DIRECTIVE ▸ Your job is to retype all of the data word for word, leaving every image out.

[Collected data entries]
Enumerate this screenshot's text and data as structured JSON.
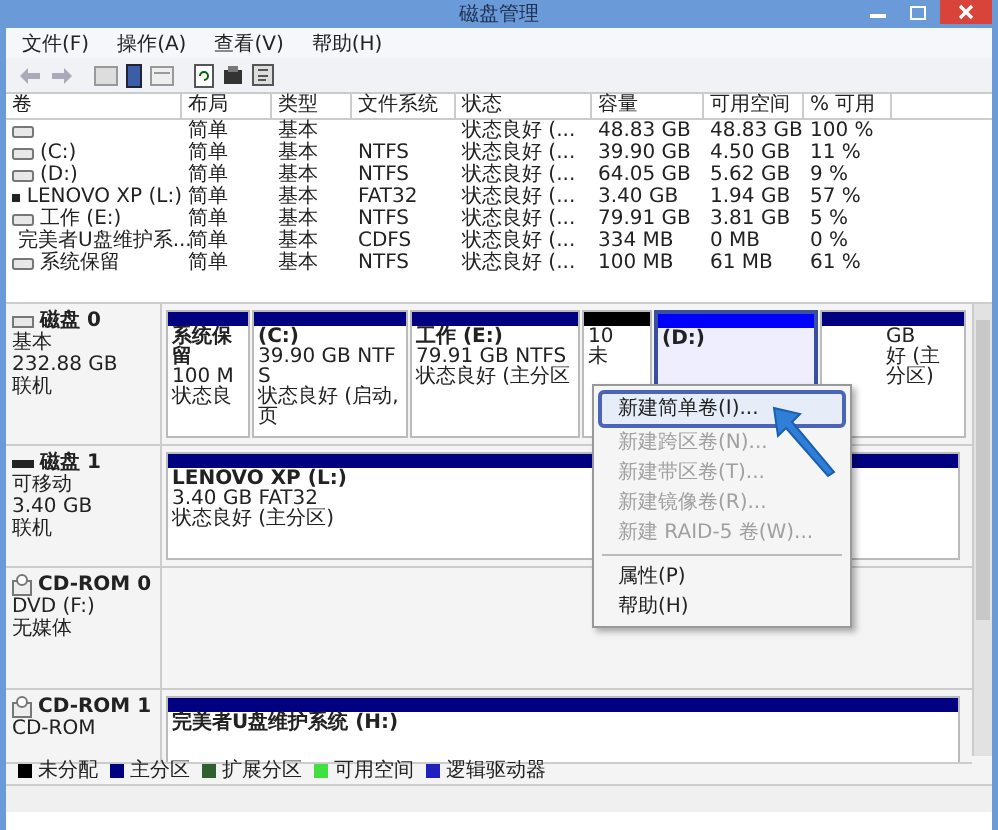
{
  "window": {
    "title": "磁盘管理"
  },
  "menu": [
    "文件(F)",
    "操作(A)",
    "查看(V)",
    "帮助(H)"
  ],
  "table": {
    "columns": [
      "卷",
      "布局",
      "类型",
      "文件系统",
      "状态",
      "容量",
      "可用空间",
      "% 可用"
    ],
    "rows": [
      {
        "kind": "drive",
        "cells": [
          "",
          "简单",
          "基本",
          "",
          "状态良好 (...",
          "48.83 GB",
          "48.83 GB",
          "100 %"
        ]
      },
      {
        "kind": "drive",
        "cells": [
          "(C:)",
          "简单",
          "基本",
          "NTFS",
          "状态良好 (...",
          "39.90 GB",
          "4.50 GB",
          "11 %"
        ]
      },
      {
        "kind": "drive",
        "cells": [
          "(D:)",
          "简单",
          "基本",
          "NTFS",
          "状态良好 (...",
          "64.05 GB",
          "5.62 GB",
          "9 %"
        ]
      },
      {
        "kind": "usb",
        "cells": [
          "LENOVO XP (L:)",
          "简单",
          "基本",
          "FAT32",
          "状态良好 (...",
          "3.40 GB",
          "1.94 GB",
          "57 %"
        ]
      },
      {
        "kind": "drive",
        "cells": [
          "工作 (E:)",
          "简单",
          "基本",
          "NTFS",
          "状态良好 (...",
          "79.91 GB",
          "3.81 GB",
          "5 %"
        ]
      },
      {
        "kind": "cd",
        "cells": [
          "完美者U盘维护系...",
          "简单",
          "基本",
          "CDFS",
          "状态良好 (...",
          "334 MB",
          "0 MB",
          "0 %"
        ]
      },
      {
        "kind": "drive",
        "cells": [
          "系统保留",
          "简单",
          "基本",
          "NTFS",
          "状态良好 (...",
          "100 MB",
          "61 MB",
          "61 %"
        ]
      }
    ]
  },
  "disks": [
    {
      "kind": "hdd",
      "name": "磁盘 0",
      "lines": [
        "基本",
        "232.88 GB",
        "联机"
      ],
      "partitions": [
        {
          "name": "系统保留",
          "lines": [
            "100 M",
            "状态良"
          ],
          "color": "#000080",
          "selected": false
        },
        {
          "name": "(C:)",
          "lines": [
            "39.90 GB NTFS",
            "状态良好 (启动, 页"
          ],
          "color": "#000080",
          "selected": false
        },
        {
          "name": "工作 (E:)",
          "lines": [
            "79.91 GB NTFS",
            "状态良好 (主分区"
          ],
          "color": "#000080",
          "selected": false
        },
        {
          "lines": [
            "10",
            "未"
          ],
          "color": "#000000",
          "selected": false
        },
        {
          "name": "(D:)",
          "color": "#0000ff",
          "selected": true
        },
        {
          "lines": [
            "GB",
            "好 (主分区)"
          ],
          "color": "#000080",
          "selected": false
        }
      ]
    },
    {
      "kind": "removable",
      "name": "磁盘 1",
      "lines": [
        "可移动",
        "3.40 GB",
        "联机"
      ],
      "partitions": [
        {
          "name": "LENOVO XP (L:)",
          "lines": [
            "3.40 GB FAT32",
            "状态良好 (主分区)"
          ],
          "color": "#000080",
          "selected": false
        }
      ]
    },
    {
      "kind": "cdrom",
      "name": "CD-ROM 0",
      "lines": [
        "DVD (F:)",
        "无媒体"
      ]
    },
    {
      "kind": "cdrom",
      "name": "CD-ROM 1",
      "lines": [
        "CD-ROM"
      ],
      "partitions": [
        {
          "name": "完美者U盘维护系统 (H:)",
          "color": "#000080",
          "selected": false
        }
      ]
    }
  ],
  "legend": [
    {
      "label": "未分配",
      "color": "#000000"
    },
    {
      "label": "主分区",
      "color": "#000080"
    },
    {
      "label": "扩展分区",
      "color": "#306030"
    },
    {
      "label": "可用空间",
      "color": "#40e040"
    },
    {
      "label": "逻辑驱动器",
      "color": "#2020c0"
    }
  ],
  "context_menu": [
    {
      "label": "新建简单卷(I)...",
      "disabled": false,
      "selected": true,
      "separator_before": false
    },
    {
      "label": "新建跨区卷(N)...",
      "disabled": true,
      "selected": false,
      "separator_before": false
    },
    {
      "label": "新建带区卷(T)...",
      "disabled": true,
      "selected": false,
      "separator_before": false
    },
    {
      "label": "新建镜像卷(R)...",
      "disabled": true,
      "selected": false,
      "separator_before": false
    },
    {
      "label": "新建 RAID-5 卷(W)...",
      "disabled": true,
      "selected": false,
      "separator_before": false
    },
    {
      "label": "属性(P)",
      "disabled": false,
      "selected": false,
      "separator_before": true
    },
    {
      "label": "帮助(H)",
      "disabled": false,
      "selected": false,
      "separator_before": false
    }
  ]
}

WRITTEN SOLUTION ▸
Enumerate this screenshot's text and data as structured JSON.
{
  "window": {
    "title": "磁盘管理"
  },
  "menu": [
    "文件(F)",
    "操作(A)",
    "查看(V)",
    "帮助(H)"
  ],
  "table": {
    "columns": [
      "卷",
      "布局",
      "类型",
      "文件系统",
      "状态",
      "容量",
      "可用空间",
      "% 可用"
    ],
    "rows": [
      {
        "kind": "drive",
        "cells": [
          "",
          "简单",
          "基本",
          "",
          "状态良好 (...",
          "48.83 GB",
          "48.83 GB",
          "100 %"
        ]
      },
      {
        "kind": "drive",
        "cells": [
          "(C:)",
          "简单",
          "基本",
          "NTFS",
          "状态良好 (...",
          "39.90 GB",
          "4.50 GB",
          "11 %"
        ]
      },
      {
        "kind": "drive",
        "cells": [
          "(D:)",
          "简单",
          "基本",
          "NTFS",
          "状态良好 (...",
          "64.05 GB",
          "5.62 GB",
          "9 %"
        ]
      },
      {
        "kind": "usb",
        "cells": [
          "LENOVO XP (L:)",
          "简单",
          "基本",
          "FAT32",
          "状态良好 (...",
          "3.40 GB",
          "1.94 GB",
          "57 %"
        ]
      },
      {
        "kind": "drive",
        "cells": [
          "工作 (E:)",
          "简单",
          "基本",
          "NTFS",
          "状态良好 (...",
          "79.91 GB",
          "3.81 GB",
          "5 %"
        ]
      },
      {
        "kind": "cd",
        "cells": [
          "完美者U盘维护系...",
          "简单",
          "基本",
          "CDFS",
          "状态良好 (...",
          "334 MB",
          "0 MB",
          "0 %"
        ]
      },
      {
        "kind": "drive",
        "cells": [
          "系统保留",
          "简单",
          "基本",
          "NTFS",
          "状态良好 (...",
          "100 MB",
          "61 MB",
          "61 %"
        ]
      }
    ]
  },
  "disks": [
    {
      "kind": "hdd",
      "name": "磁盘 0",
      "lines": [
        "基本",
        "232.88 GB",
        "联机"
      ],
      "partitions": [
        {
          "name": "系统保留",
          "lines": [
            "100 M",
            "状态良"
          ],
          "color": "#000080",
          "selected": false
        },
        {
          "name": "(C:)",
          "lines": [
            "39.90 GB NTFS",
            "状态良好 (启动, 页"
          ],
          "color": "#000080",
          "selected": false
        },
        {
          "name": "工作 (E:)",
          "lines": [
            "79.91 GB NTFS",
            "状态良好 (主分区"
          ],
          "color": "#000080",
          "selected": false
        },
        {
          "lines": [
            "10",
            "未"
          ],
          "color": "#000000",
          "selected": false
        },
        {
          "name": "(D:)",
          "color": "#0000ff",
          "selected": true
        },
        {
          "lines": [
            "GB",
            "好 (主分区)"
          ],
          "color": "#000080",
          "selected": false
        }
      ]
    },
    {
      "kind": "removable",
      "name": "磁盘 1",
      "lines": [
        "可移动",
        "3.40 GB",
        "联机"
      ],
      "partitions": [
        {
          "name": "LENOVO XP (L:)",
          "lines": [
            "3.40 GB FAT32",
            "状态良好 (主分区)"
          ],
          "color": "#000080",
          "selected": false
        }
      ]
    },
    {
      "kind": "cdrom",
      "name": "CD-ROM 0",
      "lines": [
        "DVD (F:)",
        "无媒体"
      ]
    },
    {
      "kind": "cdrom",
      "name": "CD-ROM 1",
      "lines": [
        "CD-ROM"
      ],
      "partitions": [
        {
          "name": "完美者U盘维护系统 (H:)",
          "color": "#000080",
          "selected": false
        }
      ]
    }
  ],
  "legend": [
    {
      "label": "未分配",
      "color": "#000000"
    },
    {
      "label": "主分区",
      "color": "#000080"
    },
    {
      "label": "扩展分区",
      "color": "#306030"
    },
    {
      "label": "可用空间",
      "color": "#40e040"
    },
    {
      "label": "逻辑驱动器",
      "color": "#2020c0"
    }
  ],
  "context_menu": [
    {
      "label": "新建简单卷(I)...",
      "disabled": false,
      "selected": true,
      "separator_before": false
    },
    {
      "label": "新建跨区卷(N)...",
      "disabled": true,
      "selected": false,
      "separator_before": false
    },
    {
      "label": "新建带区卷(T)...",
      "disabled": true,
      "selected": false,
      "separator_before": false
    },
    {
      "label": "新建镜像卷(R)...",
      "disabled": true,
      "selected": false,
      "separator_before": false
    },
    {
      "label": "新建 RAID-5 卷(W)...",
      "disabled": true,
      "selected": false,
      "separator_before": false
    },
    {
      "label": "属性(P)",
      "disabled": false,
      "selected": false,
      "separator_before": true
    },
    {
      "label": "帮助(H)",
      "disabled": false,
      "selected": false,
      "separator_before": false
    }
  ]
}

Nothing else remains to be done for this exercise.